[Lines of data]

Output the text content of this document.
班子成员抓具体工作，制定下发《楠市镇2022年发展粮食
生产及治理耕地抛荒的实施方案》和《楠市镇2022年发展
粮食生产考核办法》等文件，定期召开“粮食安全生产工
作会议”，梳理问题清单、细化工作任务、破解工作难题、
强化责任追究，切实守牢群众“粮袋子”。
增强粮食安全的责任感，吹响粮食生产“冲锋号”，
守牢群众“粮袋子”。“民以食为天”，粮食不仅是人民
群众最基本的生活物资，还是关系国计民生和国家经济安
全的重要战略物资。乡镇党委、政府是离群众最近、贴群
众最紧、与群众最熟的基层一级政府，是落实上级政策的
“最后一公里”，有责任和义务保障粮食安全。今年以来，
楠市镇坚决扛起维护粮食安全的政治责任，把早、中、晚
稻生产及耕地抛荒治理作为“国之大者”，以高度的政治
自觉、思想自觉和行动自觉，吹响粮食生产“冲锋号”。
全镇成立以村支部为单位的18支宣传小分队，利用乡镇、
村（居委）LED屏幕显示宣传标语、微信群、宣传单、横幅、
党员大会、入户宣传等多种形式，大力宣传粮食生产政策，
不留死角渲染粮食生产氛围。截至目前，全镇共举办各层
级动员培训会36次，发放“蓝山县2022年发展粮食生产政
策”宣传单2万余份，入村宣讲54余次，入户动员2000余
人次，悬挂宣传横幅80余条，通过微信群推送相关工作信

* **Given instruction**
Reproduce each entry word for word.

* **Full output**
Output the text content of this document.
班子成员抓具体工作，制定下发《楠市镇2022年发展粮食
生产及治理耕地抛荒的实施方案》和《楠市镇2022年发展
粮食生产考核办法》等文件，定期召开“粮食安全生产工
作会议”，梳理问题清单、细化工作任务、破解工作难题、
强化责任追究，切实守牢群众“粮袋子”。
增强粮食安全的责任感，吹响粮食生产“冲锋号”，
守牢群众“粮袋子”。“民以食为天”，粮食不仅是人民
群众最基本的生活物资，还是关系国计民生和国家经济安
全的重要战略物资。乡镇党委、政府是离群众最近、贴群
众最紧、与群众最熟的基层一级政府，是落实上级政策的
“最后一公里”，有责任和义务保障粮食安全。今年以来，
楠市镇坚决扛起维护粮食安全的政治责任，把早、中、晚
稻生产及耕地抛荒治理作为“国之大者”，以高度的政治
自觉、思想自觉和行动自觉，吹响粮食生产“冲锋号”。
全镇成立以村支部为单位的18支宣传小分队，利用乡镇、
村（居委）LED屏幕显示宣传标语、微信群、宣传单、横幅、
党员大会、入户宣传等多种形式，大力宣传粮食生产政策，
不留死角渲染粮食生产氛围。截至目前，全镇共举办各层
级动员培训会36次，发放“蓝山县2022年发展粮食生产政
策”宣传单2万余份，入村宣讲54余次，入户动员2000余
人次，悬挂宣传横幅80余条，通过微信群推送相关工作信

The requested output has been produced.